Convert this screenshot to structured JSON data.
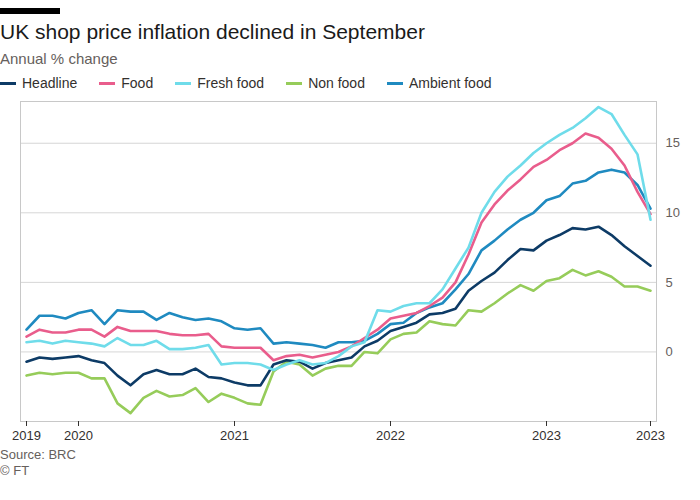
{
  "chart_data": {
    "type": "line",
    "title": "UK shop price inflation declined in September",
    "subtitle": "Annual % change",
    "source": "Source: BRC",
    "credit": "© FT",
    "categories": [
      "2019",
      null,
      null,
      null,
      "2020",
      null,
      null,
      null,
      null,
      null,
      null,
      null,
      null,
      null,
      null,
      null,
      "2021",
      null,
      null,
      null,
      null,
      null,
      null,
      null,
      null,
      null,
      null,
      null,
      "2022",
      null,
      null,
      null,
      null,
      null,
      null,
      null,
      null,
      null,
      null,
      null,
      "2023",
      null,
      null,
      null,
      null,
      null,
      null,
      null,
      "2023"
    ],
    "series": [
      {
        "name": "Headline",
        "color": "#0d3b66",
        "values": [
          -0.7,
          -0.4,
          -0.5,
          -0.4,
          -0.3,
          -0.6,
          -0.8,
          -1.7,
          -2.4,
          -1.6,
          -1.3,
          -1.6,
          -1.6,
          -1.2,
          -1.8,
          -1.9,
          -2.2,
          -2.4,
          -2.4,
          -0.9,
          -0.6,
          -0.7,
          -1.2,
          -0.8,
          -0.6,
          -0.4,
          0.4,
          0.8,
          1.5,
          1.8,
          2.1,
          2.7,
          2.8,
          3.1,
          4.4,
          5.1,
          5.7,
          6.6,
          7.4,
          7.3,
          8.0,
          8.4,
          8.9,
          8.8,
          9.0,
          8.4,
          7.6,
          6.9,
          6.2
        ]
      },
      {
        "name": "Food",
        "color": "#e95d8c",
        "values": [
          1.1,
          1.6,
          1.4,
          1.4,
          1.6,
          1.6,
          1.1,
          1.8,
          1.5,
          1.5,
          1.5,
          1.3,
          1.2,
          1.2,
          1.3,
          0.4,
          0.3,
          0.3,
          0.3,
          -0.6,
          -0.3,
          -0.2,
          -0.4,
          -0.2,
          0.0,
          0.4,
          1.0,
          1.6,
          2.4,
          2.6,
          2.8,
          3.3,
          3.9,
          5.0,
          7.0,
          9.3,
          10.6,
          11.6,
          12.4,
          13.3,
          13.8,
          14.5,
          15.0,
          15.7,
          15.4,
          14.6,
          13.4,
          11.5,
          9.9
        ]
      },
      {
        "name": "Fresh food",
        "color": "#6fdcea",
        "values": [
          0.7,
          0.8,
          0.6,
          0.8,
          0.7,
          0.6,
          0.4,
          1.0,
          0.5,
          0.5,
          0.8,
          0.2,
          0.2,
          0.3,
          0.5,
          -0.9,
          -0.8,
          -0.8,
          -0.9,
          -1.3,
          -0.9,
          -0.6,
          -0.9,
          -0.8,
          -0.3,
          0.4,
          0.7,
          3.0,
          2.9,
          3.3,
          3.5,
          3.5,
          4.5,
          6.0,
          7.5,
          10.0,
          11.5,
          12.6,
          13.4,
          14.3,
          15.0,
          15.6,
          16.1,
          16.8,
          17.6,
          17.1,
          15.6,
          14.2,
          9.5
        ]
      },
      {
        "name": "Non food",
        "color": "#96cc5a",
        "values": [
          -1.7,
          -1.5,
          -1.6,
          -1.5,
          -1.5,
          -1.9,
          -1.9,
          -3.7,
          -4.4,
          -3.3,
          -2.8,
          -3.2,
          -3.1,
          -2.6,
          -3.6,
          -3.0,
          -3.3,
          -3.7,
          -3.8,
          -1.4,
          -0.7,
          -0.9,
          -1.7,
          -1.2,
          -1.0,
          -1.0,
          0.0,
          -0.1,
          0.9,
          1.3,
          1.4,
          2.2,
          2.0,
          1.9,
          3.0,
          2.9,
          3.5,
          4.2,
          4.8,
          4.4,
          5.1,
          5.3,
          5.9,
          5.5,
          5.8,
          5.4,
          4.7,
          4.7,
          4.4
        ]
      },
      {
        "name": "Ambient food",
        "color": "#1f8ac0",
        "values": [
          1.6,
          2.6,
          2.6,
          2.4,
          2.8,
          3.0,
          2.0,
          3.0,
          2.9,
          2.9,
          2.3,
          2.8,
          2.5,
          2.3,
          2.4,
          2.2,
          1.7,
          1.6,
          1.7,
          0.6,
          0.7,
          0.6,
          0.5,
          0.3,
          0.7,
          0.7,
          0.8,
          1.3,
          2.0,
          2.1,
          2.8,
          3.2,
          3.5,
          4.5,
          5.6,
          7.3,
          8.0,
          8.8,
          9.5,
          10.0,
          10.9,
          11.2,
          12.1,
          12.3,
          12.9,
          13.1,
          12.9,
          12.0,
          10.3
        ]
      }
    ],
    "ylim": [
      -5,
      18
    ],
    "yticks": [
      0,
      5,
      10,
      15
    ],
    "grid": true
  }
}
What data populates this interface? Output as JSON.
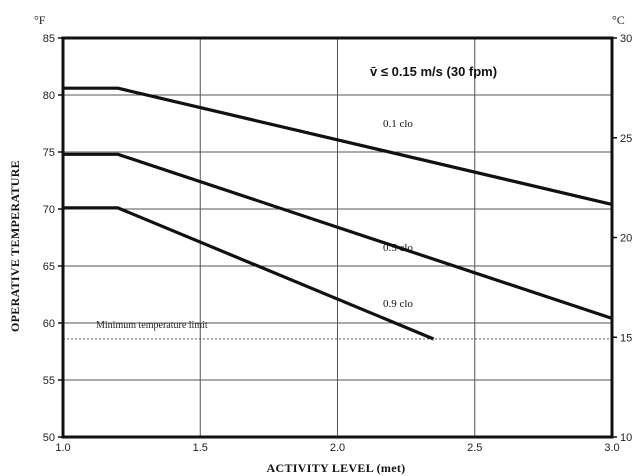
{
  "chart_data": {
    "type": "line",
    "title": "",
    "xlabel": "ACTIVITY LEVEL (met)",
    "ylabel": "OPERATIVE TEMPERATURE",
    "y_unit_left": "°F",
    "y_unit_right": "°C",
    "xlim": [
      1.0,
      3.0
    ],
    "ylim": [
      50,
      85
    ],
    "ylim_right": [
      10,
      30
    ],
    "x_ticks": [
      1.0,
      1.5,
      2.0,
      2.5,
      3.0
    ],
    "x_tick_labels": [
      "1.0",
      "1.5",
      "2.0",
      "2.5",
      "3.0"
    ],
    "y_ticks": [
      50,
      55,
      60,
      65,
      70,
      75,
      80,
      85
    ],
    "y_tick_labels": [
      "50",
      "55",
      "60",
      "65",
      "70",
      "75",
      "80",
      "85"
    ],
    "y_right_ticks": [
      10,
      15,
      20,
      25,
      30
    ],
    "y_right_tick_labels": [
      "10",
      "15",
      "20",
      "25",
      "30"
    ],
    "grid": true,
    "annotation": "v̄ ≤ 0.15 m/s (30 fpm)",
    "reference_line": {
      "label": "Minimum temperature limit",
      "y": 58.6
    },
    "series": [
      {
        "name": "0.1 clo",
        "x": [
          1.0,
          1.2,
          3.0
        ],
        "y": [
          80.6,
          80.6,
          70.4
        ],
        "label_at": [
          2.1,
          77.2
        ]
      },
      {
        "name": "0.5 clo",
        "x": [
          1.0,
          1.2,
          3.0
        ],
        "y": [
          74.8,
          74.8,
          60.4
        ],
        "label_at": [
          2.1,
          66.3
        ]
      },
      {
        "name": "0.9 clo",
        "x": [
          1.0,
          1.2,
          2.35
        ],
        "y": [
          70.1,
          70.1,
          58.6
        ],
        "label_at": [
          2.1,
          61.4
        ]
      }
    ]
  }
}
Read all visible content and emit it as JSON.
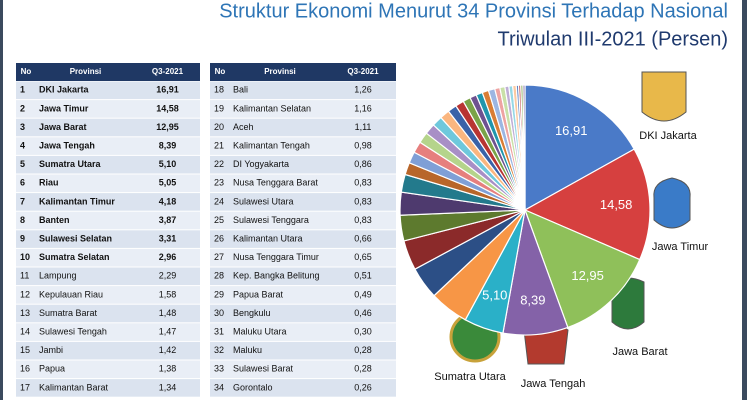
{
  "title": [
    "Struktur Ekonomi Menurut 34 Provinsi Terhadap Nasional",
    "Triwulan III-2021 (Persen)"
  ],
  "tables": [
    {
      "columns": [
        "No",
        "Provinsi",
        "Q3-2021"
      ],
      "numbers": [
        1,
        2,
        3,
        4,
        5,
        6,
        7,
        8,
        9,
        10,
        11,
        12,
        13,
        14,
        15,
        16,
        17
      ]
    },
    {
      "columns": [
        "No",
        "Provinsi",
        "Q3-2021"
      ],
      "numbers": [
        18,
        19,
        20,
        21,
        22,
        23,
        24,
        25,
        26,
        27,
        28,
        29,
        30,
        31,
        32,
        33,
        34
      ]
    }
  ],
  "chart_data": {
    "type": "pie",
    "categories": [
      "DKI Jakarta",
      "Jawa Timur",
      "Jawa Barat",
      "Jawa Tengah",
      "Sumatra Utara",
      "Riau",
      "Kalimantan Timur",
      "Banten",
      "Sulawesi Selatan",
      "Sumatra Selatan",
      "Lampung",
      "Kepulauan Riau",
      "Sumatra Barat",
      "Sulawesi Tengah",
      "Jambi",
      "Papua",
      "Kalimantan Barat",
      "Bali",
      "Kalimantan Selatan",
      "Aceh",
      "Kalimantan Tengah",
      "DI Yogyakarta",
      "Nusa Tenggara Barat",
      "Sulawesi Utara",
      "Sulawesi Tenggara",
      "Kalimantan Utara",
      "Nusa Tenggara Timur",
      "Kep. Bangka Belitung",
      "Papua Barat",
      "Bengkulu",
      "Maluku Utara",
      "Maluku",
      "Sulawesi Barat",
      "Gorontalo"
    ],
    "values": [
      16.91,
      14.58,
      12.95,
      8.39,
      5.1,
      5.05,
      4.18,
      3.87,
      3.31,
      2.96,
      2.29,
      1.58,
      1.48,
      1.47,
      1.42,
      1.38,
      1.34,
      1.26,
      1.16,
      1.11,
      0.98,
      0.86,
      0.83,
      0.83,
      0.83,
      0.66,
      0.65,
      0.51,
      0.49,
      0.46,
      0.3,
      0.28,
      0.28,
      0.26
    ],
    "value_labels": [
      "16,91",
      "14,58",
      "12,95",
      "8,39",
      "5,10",
      "5,05",
      "4,18",
      "3,87",
      "3,31",
      "2,96",
      "2,29",
      "1,58",
      "1,48",
      "1,47",
      "1,42",
      "1,38",
      "1,34",
      "1,26",
      "1,16",
      "1,11",
      "0,98",
      "0,86",
      "0,83",
      "0,83",
      "0,83",
      "0,66",
      "0,65",
      "0,51",
      "0,49",
      "0,46",
      "0,30",
      "0,28",
      "0,28",
      "0,26"
    ],
    "colors": [
      "#4a7ac8",
      "#d6403f",
      "#8fc05a",
      "#8462a8",
      "#2ab0c8",
      "#f79646",
      "#2c4f86",
      "#8b2a2a",
      "#5d7a2e",
      "#4e3a6e",
      "#237a8c",
      "#b8662a",
      "#7f9fd6",
      "#e67f7e",
      "#b5d48b",
      "#a88fc6",
      "#6ec8dc",
      "#fab67f",
      "#3a62a8",
      "#b83432",
      "#7aa348",
      "#6e5290",
      "#2096ad",
      "#d97d35",
      "#9cb6e2",
      "#eea3a2",
      "#c9e0a8",
      "#bfaed6",
      "#96d8e6",
      "#fcc9a1",
      "#5e83c4",
      "#c45250",
      "#87ad5a",
      "#7c66a0"
    ]
  }
}
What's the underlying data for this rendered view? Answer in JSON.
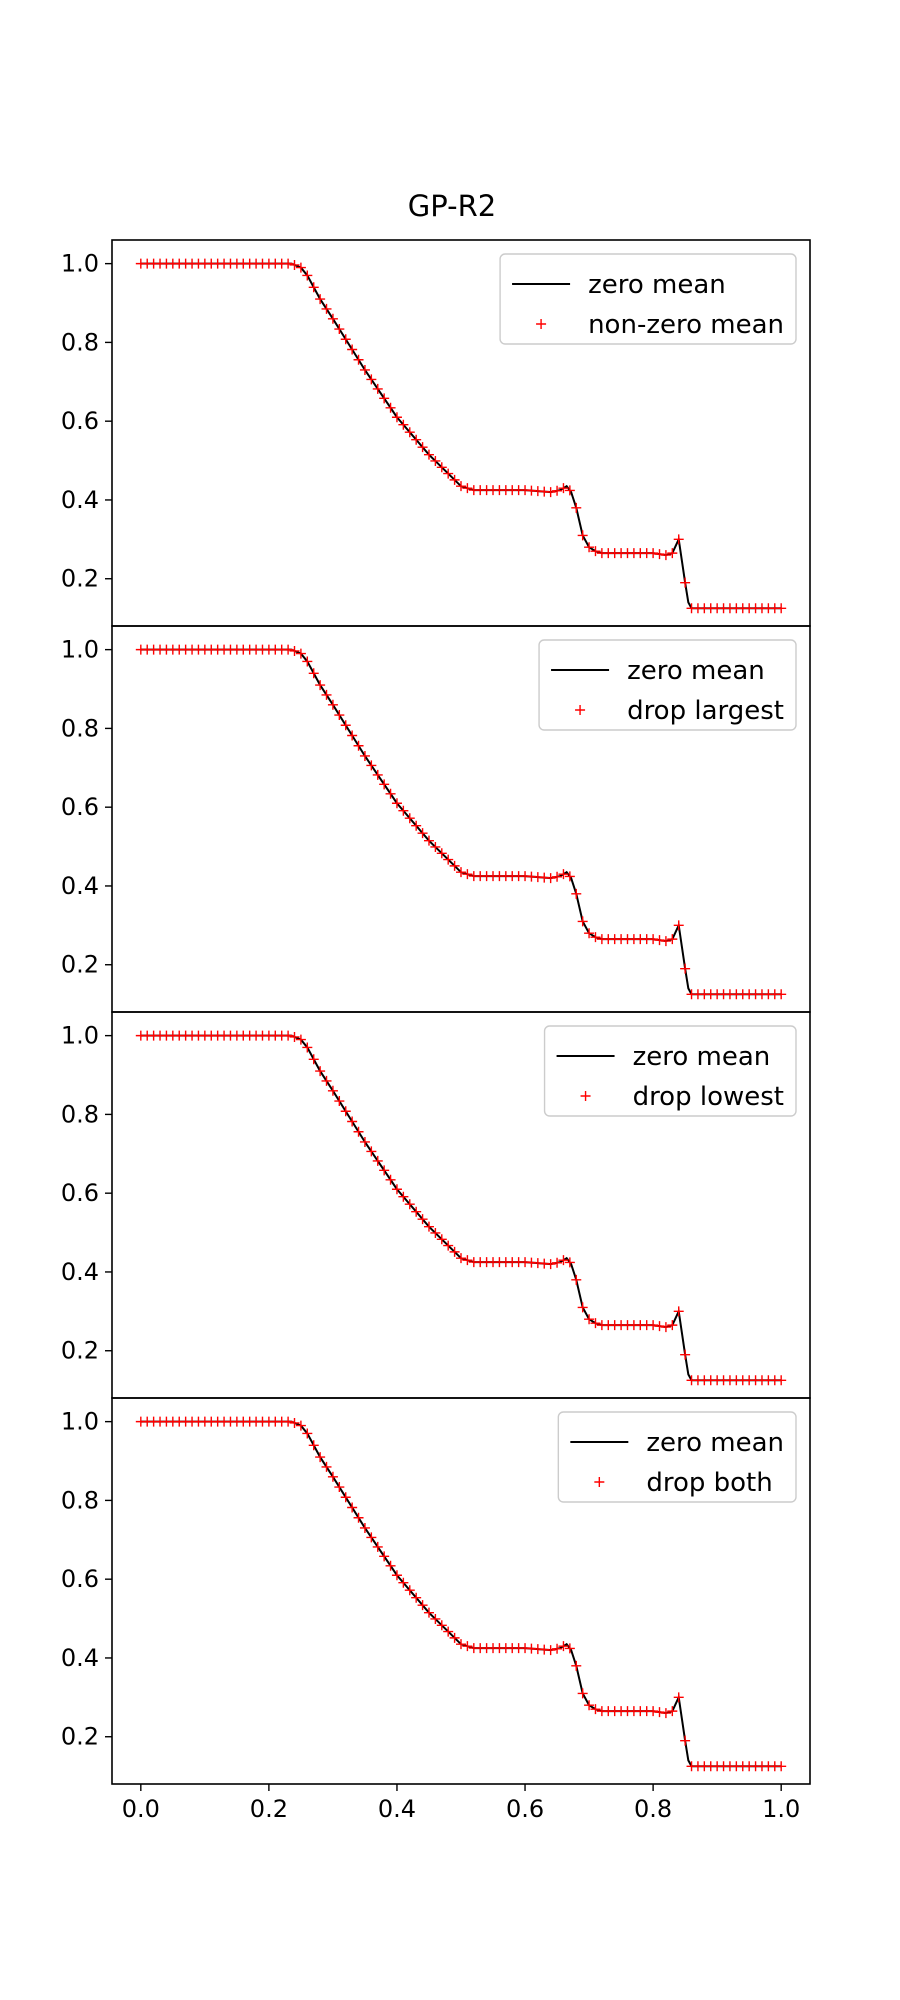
{
  "chart_data": {
    "type": "line",
    "title": "GP-R2",
    "xlim": [
      -0.045,
      1.045
    ],
    "ylim": [
      0.08,
      1.06
    ],
    "xticks": [
      "0.0",
      "0.2",
      "0.4",
      "0.6",
      "0.8",
      "1.0"
    ],
    "yticks": [
      "0.2",
      "0.4",
      "0.6",
      "0.8",
      "1.0"
    ],
    "grid": false,
    "legend_placement": "top-right",
    "reference_series": {
      "name": "zero mean",
      "color": "#000000",
      "x": [
        0.0,
        0.235,
        0.25,
        0.26,
        0.27,
        0.28,
        0.3,
        0.35,
        0.4,
        0.45,
        0.5,
        0.52,
        0.6,
        0.64,
        0.655,
        0.665,
        0.672,
        0.68,
        0.69,
        0.7,
        0.71,
        0.72,
        0.8,
        0.82,
        0.83,
        0.84,
        0.845,
        0.85,
        0.855,
        0.86,
        1.0
      ],
      "y": [
        1.0,
        1.0,
        0.99,
        0.97,
        0.94,
        0.91,
        0.86,
        0.73,
        0.61,
        0.515,
        0.435,
        0.425,
        0.425,
        0.42,
        0.425,
        0.435,
        0.42,
        0.38,
        0.31,
        0.28,
        0.27,
        0.265,
        0.265,
        0.26,
        0.265,
        0.3,
        0.245,
        0.19,
        0.14,
        0.125,
        0.125
      ]
    },
    "panels": [
      {
        "legend": [
          "zero mean",
          "non-zero mean"
        ],
        "marker_series": {
          "name": "non-zero mean",
          "color": "#ff0000"
        }
      },
      {
        "legend": [
          "zero mean",
          "drop largest"
        ],
        "marker_series": {
          "name": "drop largest",
          "color": "#ff0000"
        }
      },
      {
        "legend": [
          "zero mean",
          "drop lowest"
        ],
        "marker_series": {
          "name": "drop lowest",
          "color": "#ff0000"
        }
      },
      {
        "legend": [
          "zero mean",
          "drop both"
        ],
        "marker_series": {
          "name": "drop both",
          "color": "#ff0000"
        }
      }
    ]
  }
}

● ● ● ● ● ● ●

= Task statement =
State the number of lines in the preceding entries that include the word "Selatan". Provide nothing else.

= The solution =
3